Problem requirements:
In the baseball commentary below, which player does the writer hope will line up in right field tomorrow evening?

═════ Source document

It was pretty clear that despite Vlad's issues in right field in Game 1, Ron Washington is committed to playing him in Game 2.
I know, I know - baseball is unpredictable. That's absolutely true, and if Vlad comes out tomorrow and hits two home runs or drives in four guys, it'll all be worth it. But there's no reason to have so much faith in him. He's no longer even close to being the threat he once was at the plate, and in case you didn't watch the game tonight, he was a nightmare in the outfield, bobbling one ball, misjudging the bounce of another, and taking poor, slow routes to his left and his right. His defense directly cost the Rangers several bases. Important bases? Maybe not. But they could be tomorrow.
It was apparent to anyone and everyone watching that Vlad didn't belong where he was. It was somehow not apparent, I guess, to Ron Washington. I thought that, at the very least, Vlad's troubles tonight would've ensured that he wouldn't be put in position to have the same troubles again later on, but here we are, and it seems that may not be true.
Vladimir Guerrero - he's not very good. For the Rangers' sake, and for Vlad's, I hope that Buster Olney is wrong or that Ron Washington reconsiders, and that David Murphy lines up in right tomorrow evening. The Giants don't need anybody's help.
- Willie Mays was to throw out the ceremonial first pitch, but there wound up being a change of plans, as Mays was feeling under the weather. Which seems like a lousy excuse. We're all always under the weather, or within it.

══════════
═════ Records shown

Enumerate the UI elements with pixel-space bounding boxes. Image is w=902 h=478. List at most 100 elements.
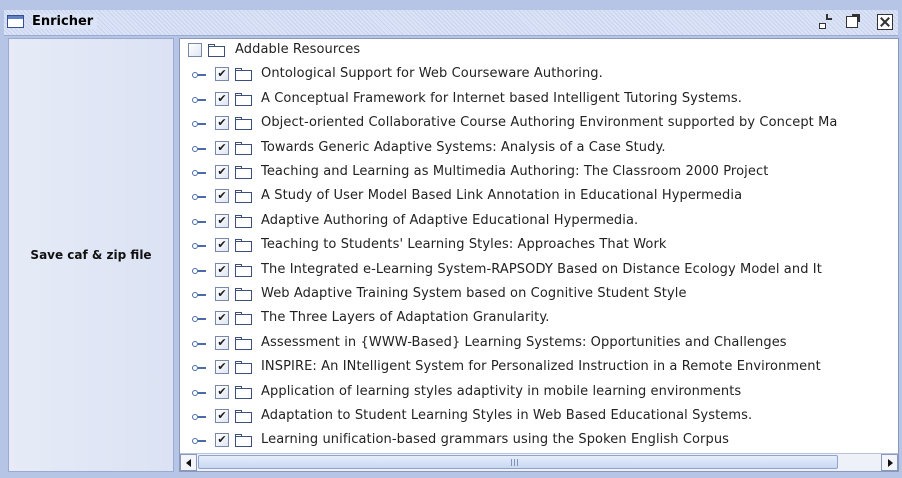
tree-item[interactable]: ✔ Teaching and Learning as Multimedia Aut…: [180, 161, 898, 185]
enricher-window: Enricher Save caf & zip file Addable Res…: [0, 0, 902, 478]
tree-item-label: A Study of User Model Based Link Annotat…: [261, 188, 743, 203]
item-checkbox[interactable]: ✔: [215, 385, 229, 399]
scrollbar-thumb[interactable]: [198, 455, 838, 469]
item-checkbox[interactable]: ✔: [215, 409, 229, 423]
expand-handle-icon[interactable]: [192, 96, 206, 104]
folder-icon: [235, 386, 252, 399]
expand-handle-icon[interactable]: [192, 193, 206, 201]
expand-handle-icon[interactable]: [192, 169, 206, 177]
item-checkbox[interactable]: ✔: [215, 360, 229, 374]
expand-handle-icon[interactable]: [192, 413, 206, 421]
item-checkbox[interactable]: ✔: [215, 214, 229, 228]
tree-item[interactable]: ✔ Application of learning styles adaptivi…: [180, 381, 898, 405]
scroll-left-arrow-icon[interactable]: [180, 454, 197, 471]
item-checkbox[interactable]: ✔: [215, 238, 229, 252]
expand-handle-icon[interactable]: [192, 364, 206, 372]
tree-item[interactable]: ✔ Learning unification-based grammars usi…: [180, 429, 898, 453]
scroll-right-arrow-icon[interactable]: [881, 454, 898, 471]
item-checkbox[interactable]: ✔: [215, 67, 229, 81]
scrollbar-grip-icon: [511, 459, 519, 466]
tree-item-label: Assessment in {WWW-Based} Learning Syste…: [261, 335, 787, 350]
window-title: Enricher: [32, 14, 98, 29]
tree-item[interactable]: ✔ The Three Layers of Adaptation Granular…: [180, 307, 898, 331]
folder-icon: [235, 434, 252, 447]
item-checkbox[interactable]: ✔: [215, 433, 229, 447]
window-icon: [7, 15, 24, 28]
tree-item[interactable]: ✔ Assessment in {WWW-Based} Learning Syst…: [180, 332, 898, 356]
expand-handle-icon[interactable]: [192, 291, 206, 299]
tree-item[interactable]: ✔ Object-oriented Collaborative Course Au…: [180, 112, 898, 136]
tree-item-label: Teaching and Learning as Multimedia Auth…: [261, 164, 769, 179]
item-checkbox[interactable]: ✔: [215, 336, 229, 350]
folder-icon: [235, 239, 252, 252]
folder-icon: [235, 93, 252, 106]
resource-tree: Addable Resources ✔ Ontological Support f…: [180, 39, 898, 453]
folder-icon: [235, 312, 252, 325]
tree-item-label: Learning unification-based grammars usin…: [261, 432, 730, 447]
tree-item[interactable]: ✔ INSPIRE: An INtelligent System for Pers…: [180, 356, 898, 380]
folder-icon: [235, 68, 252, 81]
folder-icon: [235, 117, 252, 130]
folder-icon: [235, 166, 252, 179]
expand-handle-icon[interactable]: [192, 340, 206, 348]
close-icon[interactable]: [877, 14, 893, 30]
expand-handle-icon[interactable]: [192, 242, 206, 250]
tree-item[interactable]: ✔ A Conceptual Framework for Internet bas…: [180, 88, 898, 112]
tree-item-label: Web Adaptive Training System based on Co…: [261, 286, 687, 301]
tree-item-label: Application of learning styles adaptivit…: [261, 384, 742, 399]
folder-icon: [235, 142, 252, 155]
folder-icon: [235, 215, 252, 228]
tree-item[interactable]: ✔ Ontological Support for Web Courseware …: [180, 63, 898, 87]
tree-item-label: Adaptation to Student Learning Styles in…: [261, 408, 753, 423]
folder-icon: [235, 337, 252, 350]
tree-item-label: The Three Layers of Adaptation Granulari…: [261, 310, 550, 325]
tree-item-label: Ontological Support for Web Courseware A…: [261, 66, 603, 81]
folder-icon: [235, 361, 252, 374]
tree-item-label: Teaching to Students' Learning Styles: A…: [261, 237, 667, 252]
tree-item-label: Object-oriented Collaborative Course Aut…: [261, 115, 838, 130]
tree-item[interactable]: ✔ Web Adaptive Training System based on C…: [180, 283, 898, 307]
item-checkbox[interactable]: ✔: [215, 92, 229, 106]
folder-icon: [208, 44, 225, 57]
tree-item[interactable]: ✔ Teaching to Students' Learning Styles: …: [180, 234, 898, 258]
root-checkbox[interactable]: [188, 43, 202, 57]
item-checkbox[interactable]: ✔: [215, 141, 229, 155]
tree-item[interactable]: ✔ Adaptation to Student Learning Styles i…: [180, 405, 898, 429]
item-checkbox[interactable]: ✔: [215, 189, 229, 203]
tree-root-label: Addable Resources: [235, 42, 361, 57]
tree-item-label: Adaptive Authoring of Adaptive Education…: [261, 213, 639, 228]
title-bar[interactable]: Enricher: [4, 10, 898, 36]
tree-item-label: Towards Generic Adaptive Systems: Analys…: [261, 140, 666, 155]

══════════

Answer for the task:
David Murphy.